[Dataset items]
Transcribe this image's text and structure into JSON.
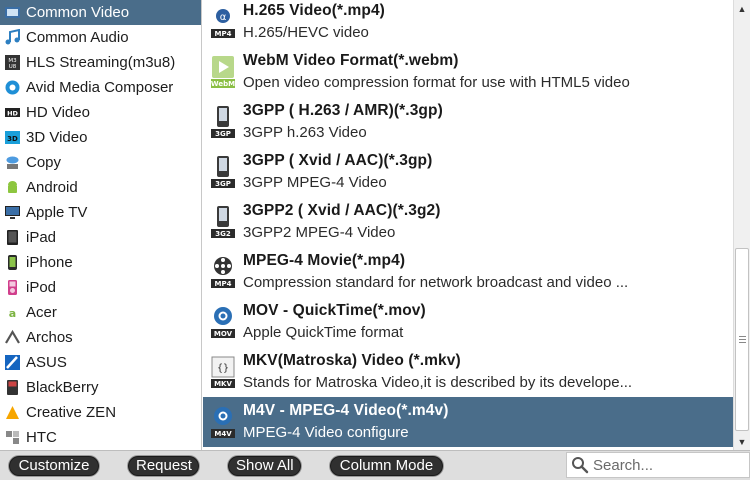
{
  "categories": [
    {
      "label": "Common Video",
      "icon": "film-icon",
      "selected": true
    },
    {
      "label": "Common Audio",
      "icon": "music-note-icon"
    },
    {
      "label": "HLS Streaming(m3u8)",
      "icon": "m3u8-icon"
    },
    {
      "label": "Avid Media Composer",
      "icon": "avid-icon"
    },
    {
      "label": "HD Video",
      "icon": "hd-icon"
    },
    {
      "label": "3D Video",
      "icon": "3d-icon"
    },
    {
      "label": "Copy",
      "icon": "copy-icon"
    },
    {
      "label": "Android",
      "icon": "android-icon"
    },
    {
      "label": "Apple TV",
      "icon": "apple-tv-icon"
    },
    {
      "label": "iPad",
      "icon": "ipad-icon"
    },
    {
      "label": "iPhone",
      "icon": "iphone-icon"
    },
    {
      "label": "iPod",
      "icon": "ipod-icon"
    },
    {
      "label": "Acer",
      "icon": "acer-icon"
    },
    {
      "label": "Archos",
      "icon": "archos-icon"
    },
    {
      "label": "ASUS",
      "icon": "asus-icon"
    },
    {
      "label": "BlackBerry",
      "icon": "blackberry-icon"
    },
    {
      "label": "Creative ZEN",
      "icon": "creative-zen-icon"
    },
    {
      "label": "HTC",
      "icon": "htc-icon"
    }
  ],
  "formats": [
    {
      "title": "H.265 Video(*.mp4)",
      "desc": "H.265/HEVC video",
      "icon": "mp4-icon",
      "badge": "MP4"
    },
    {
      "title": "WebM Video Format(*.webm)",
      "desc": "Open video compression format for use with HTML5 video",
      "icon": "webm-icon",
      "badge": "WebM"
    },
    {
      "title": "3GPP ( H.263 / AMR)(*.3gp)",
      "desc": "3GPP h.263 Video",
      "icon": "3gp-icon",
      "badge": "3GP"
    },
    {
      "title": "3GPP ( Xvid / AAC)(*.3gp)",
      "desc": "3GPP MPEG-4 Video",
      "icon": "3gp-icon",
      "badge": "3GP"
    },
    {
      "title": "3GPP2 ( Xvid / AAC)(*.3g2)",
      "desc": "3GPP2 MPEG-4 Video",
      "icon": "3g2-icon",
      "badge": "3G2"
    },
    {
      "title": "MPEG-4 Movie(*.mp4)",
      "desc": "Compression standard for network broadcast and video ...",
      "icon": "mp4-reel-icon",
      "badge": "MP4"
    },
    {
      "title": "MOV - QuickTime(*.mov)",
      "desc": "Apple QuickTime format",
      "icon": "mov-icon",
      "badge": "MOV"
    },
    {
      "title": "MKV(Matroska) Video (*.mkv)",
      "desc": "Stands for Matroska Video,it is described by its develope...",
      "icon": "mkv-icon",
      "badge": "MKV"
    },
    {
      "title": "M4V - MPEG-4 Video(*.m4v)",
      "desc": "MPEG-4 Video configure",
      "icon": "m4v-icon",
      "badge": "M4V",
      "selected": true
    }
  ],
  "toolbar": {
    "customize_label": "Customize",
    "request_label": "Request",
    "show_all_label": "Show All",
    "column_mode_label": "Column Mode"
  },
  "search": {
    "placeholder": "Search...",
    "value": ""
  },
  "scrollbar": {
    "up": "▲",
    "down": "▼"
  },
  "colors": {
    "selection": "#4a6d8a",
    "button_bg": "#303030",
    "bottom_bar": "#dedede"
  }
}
* * *
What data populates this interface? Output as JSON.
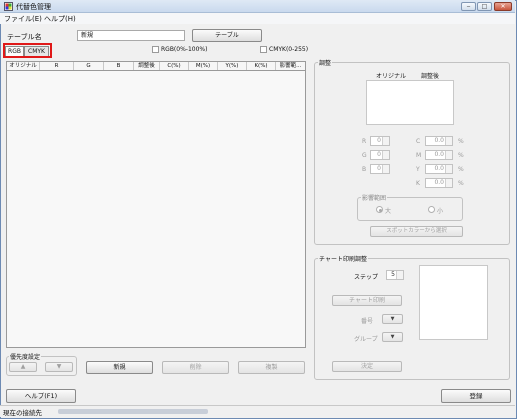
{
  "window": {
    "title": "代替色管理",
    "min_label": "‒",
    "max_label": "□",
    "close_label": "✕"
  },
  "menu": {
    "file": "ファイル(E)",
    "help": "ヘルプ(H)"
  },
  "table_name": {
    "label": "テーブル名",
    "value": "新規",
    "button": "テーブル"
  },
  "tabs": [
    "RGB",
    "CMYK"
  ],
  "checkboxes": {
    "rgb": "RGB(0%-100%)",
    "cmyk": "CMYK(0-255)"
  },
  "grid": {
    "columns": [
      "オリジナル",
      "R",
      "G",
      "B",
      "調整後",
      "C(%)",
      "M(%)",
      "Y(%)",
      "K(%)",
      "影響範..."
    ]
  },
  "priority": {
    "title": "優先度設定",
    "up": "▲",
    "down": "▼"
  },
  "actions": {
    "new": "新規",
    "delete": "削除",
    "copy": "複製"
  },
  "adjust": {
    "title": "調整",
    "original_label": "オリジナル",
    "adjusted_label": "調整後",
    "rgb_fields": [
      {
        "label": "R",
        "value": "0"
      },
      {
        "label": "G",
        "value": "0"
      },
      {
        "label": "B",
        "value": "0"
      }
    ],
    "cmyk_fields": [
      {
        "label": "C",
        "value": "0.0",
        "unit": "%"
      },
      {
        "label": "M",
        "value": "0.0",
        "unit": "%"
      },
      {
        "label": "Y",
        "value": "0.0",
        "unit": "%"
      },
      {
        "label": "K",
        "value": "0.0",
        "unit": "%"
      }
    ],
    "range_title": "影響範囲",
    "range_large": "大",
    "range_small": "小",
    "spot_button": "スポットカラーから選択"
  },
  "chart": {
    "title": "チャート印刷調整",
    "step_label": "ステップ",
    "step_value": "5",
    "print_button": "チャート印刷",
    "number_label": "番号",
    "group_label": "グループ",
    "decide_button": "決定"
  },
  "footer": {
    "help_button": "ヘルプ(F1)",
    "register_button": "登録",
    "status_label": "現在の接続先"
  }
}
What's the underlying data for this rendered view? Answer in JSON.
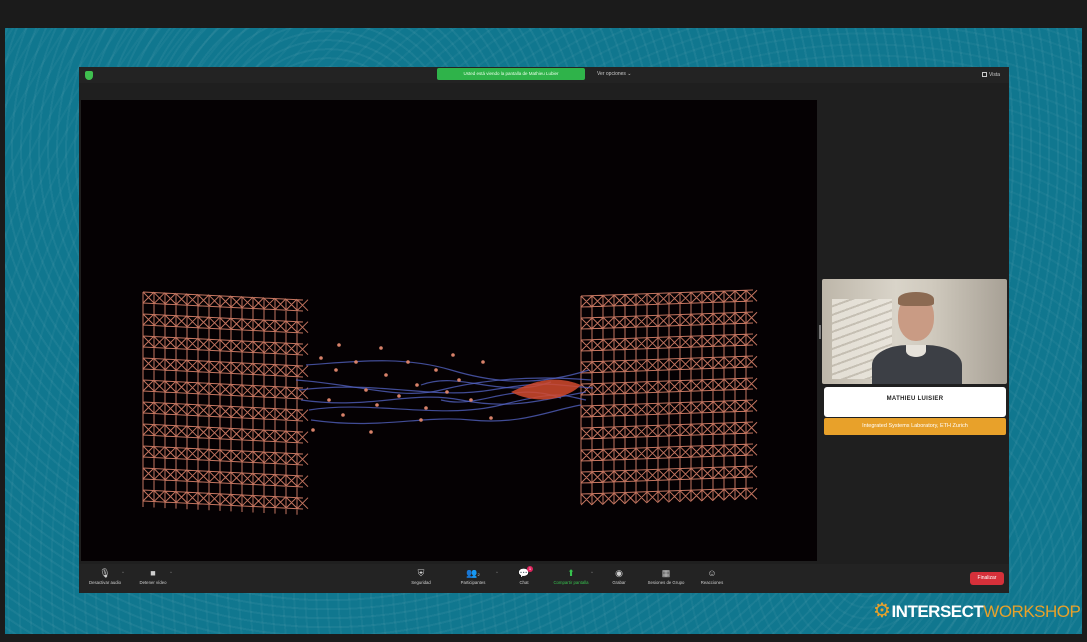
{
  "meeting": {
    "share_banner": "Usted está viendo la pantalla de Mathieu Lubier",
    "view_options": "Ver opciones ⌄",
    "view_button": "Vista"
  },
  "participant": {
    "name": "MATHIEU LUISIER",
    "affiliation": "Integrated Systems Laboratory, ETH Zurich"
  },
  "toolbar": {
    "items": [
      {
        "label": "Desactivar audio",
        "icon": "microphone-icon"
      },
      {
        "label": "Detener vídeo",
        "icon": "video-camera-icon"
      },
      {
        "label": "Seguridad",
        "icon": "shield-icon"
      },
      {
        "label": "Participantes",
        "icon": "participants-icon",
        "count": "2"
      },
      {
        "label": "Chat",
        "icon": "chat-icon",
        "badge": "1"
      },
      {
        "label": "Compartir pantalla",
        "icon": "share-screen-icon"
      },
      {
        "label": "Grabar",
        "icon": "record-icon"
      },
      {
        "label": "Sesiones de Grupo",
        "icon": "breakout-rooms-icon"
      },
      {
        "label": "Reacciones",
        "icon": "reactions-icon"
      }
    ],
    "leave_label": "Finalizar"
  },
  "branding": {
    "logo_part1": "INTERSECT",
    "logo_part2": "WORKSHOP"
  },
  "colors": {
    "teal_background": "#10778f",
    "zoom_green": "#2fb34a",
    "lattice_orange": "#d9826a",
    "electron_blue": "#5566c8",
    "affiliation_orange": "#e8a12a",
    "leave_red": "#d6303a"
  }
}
---
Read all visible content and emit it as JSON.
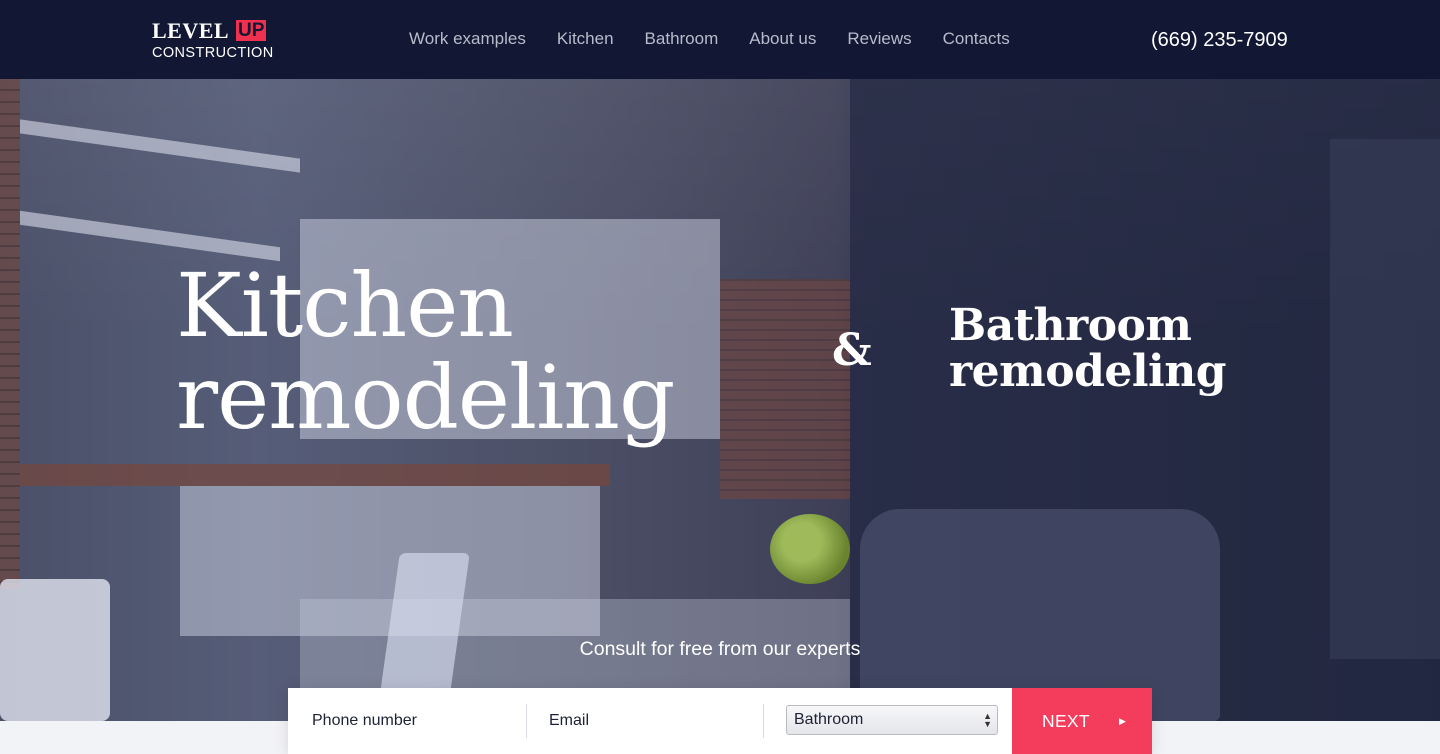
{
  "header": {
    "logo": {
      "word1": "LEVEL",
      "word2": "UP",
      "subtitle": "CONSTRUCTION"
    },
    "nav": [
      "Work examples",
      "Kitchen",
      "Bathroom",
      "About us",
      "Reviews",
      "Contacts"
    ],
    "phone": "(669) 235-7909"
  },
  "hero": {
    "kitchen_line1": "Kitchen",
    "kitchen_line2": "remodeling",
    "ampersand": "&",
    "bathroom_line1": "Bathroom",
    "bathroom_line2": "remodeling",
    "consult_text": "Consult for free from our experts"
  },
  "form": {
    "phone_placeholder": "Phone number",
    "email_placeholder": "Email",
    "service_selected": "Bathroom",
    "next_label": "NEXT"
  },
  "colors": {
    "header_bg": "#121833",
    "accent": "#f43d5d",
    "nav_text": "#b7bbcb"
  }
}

**AIM OF THE EXERCISE:** State how many lines include the string "JSON". Give no other information.

**SOLVED EXERCISE:** 4